To be done:
Extract every line that includes the string "document".

Entries supplied:
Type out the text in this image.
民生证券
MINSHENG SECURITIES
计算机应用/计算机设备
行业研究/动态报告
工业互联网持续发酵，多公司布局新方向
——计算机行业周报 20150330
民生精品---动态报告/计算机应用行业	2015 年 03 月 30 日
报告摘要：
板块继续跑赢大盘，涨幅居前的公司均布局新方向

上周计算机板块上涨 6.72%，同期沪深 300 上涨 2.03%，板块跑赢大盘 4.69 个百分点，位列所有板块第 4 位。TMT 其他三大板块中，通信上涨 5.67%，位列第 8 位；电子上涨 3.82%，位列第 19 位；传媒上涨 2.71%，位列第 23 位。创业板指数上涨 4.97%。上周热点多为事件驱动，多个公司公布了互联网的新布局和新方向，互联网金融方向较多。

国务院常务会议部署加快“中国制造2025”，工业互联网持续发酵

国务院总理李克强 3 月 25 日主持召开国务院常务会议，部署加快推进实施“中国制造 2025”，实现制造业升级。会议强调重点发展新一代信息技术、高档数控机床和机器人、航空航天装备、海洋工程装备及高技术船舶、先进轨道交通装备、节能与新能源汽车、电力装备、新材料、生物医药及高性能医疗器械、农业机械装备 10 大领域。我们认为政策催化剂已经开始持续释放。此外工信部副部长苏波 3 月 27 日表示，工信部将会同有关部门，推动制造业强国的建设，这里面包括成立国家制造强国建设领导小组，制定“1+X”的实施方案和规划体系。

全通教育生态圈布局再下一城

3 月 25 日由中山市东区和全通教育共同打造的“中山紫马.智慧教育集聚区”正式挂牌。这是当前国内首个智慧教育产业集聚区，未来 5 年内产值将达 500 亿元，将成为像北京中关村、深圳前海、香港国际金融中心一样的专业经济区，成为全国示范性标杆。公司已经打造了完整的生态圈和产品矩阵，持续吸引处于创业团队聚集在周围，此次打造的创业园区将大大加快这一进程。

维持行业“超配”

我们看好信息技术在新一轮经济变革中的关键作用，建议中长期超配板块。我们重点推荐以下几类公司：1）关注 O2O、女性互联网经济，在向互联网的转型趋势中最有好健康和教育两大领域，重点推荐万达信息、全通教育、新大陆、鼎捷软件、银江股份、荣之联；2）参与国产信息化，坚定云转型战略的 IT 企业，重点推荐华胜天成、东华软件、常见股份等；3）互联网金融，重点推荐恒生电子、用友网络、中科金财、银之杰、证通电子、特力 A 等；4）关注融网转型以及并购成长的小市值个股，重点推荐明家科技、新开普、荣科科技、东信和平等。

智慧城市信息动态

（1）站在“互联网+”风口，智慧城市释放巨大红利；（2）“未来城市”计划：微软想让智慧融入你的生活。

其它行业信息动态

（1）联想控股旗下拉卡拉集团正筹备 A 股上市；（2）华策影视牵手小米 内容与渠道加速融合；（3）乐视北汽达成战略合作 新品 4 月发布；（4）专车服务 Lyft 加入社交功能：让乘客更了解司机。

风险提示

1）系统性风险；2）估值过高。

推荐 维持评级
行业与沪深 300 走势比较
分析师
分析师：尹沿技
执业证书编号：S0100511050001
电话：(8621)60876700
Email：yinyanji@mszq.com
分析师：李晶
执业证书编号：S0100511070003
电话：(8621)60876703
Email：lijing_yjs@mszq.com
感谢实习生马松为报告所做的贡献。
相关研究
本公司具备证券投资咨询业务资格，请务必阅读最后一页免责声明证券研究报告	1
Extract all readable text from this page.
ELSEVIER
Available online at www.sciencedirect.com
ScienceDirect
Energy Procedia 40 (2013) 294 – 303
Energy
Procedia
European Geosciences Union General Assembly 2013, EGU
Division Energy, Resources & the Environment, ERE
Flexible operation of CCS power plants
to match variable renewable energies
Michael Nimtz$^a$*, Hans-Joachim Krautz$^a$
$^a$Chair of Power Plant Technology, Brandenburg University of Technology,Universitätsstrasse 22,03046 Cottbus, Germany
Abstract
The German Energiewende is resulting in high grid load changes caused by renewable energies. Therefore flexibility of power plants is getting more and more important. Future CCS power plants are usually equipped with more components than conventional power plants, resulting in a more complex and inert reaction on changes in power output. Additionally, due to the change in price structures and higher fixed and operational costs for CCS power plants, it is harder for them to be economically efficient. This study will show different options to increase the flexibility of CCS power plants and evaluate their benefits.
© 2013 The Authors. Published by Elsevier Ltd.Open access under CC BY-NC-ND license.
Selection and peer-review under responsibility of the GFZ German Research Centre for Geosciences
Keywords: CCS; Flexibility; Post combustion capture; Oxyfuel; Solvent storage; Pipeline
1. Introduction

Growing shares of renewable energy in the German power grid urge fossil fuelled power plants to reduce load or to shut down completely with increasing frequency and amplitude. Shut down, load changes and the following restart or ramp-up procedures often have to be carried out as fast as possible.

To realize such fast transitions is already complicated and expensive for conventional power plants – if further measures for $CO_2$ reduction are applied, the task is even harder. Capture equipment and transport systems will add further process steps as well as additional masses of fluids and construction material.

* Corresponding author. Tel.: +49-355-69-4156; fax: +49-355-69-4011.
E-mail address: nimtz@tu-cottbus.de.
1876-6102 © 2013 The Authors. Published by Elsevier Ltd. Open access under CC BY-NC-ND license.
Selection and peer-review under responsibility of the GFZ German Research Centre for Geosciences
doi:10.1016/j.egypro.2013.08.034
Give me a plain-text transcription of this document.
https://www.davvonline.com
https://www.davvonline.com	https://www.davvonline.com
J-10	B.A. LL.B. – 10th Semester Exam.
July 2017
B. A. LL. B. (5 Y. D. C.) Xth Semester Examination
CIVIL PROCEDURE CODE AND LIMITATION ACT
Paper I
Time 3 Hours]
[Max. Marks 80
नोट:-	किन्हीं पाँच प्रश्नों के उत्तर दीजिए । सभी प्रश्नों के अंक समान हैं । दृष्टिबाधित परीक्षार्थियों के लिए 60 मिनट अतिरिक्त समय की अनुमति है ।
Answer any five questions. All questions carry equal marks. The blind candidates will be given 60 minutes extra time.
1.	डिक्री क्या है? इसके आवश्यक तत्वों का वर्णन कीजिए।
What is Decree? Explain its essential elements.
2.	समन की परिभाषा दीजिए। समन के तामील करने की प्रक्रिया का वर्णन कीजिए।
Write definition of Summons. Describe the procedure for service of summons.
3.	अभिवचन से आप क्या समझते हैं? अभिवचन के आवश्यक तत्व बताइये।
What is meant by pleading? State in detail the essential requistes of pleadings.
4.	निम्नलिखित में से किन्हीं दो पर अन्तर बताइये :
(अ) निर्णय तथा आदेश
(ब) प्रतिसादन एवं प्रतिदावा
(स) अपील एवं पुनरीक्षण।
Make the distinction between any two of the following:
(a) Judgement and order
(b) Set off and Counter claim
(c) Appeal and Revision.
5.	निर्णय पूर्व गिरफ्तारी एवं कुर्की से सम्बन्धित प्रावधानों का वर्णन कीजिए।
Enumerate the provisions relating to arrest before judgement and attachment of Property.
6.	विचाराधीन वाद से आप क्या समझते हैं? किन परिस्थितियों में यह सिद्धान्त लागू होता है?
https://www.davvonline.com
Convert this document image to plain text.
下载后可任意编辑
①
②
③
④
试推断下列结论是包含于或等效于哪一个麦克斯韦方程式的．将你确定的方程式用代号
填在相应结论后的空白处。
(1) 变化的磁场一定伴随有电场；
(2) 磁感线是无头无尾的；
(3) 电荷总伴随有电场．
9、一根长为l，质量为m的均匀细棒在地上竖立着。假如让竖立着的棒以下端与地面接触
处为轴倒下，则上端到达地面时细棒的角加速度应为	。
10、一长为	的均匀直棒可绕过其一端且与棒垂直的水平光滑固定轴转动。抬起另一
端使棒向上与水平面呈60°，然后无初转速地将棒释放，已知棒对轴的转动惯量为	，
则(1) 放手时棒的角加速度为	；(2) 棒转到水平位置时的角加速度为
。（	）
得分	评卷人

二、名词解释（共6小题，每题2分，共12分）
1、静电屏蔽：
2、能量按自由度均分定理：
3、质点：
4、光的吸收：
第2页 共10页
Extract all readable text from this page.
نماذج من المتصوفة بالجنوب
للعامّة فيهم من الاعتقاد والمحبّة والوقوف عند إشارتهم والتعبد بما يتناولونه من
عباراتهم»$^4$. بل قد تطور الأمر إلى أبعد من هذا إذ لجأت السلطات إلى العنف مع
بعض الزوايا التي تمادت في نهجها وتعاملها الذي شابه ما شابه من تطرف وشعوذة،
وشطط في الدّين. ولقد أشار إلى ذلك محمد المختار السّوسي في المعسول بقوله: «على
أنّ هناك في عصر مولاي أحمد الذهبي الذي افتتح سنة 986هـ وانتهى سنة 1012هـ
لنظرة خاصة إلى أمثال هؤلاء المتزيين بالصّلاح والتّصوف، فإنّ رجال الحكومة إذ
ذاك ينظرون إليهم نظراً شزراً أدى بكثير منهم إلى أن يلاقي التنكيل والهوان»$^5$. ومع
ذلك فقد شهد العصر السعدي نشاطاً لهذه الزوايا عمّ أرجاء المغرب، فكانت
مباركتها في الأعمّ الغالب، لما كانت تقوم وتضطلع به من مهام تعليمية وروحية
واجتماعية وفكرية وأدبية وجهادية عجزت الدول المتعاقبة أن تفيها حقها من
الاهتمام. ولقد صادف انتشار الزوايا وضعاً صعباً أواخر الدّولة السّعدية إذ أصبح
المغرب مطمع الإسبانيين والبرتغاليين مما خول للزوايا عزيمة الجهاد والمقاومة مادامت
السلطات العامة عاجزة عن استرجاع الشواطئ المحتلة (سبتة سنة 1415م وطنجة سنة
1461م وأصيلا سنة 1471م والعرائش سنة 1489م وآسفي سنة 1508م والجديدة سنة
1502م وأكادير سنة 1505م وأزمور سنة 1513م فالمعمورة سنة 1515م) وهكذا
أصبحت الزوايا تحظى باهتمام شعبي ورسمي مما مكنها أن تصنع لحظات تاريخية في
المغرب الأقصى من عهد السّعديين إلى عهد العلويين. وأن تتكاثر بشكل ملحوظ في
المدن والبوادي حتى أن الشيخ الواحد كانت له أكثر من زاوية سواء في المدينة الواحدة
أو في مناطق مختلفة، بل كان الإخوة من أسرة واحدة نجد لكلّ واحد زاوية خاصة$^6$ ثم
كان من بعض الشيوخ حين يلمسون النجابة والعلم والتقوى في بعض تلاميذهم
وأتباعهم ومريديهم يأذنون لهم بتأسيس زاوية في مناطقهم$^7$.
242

Reply:
Give me a plain-text transcription of this document.
Convert this document image to plain text.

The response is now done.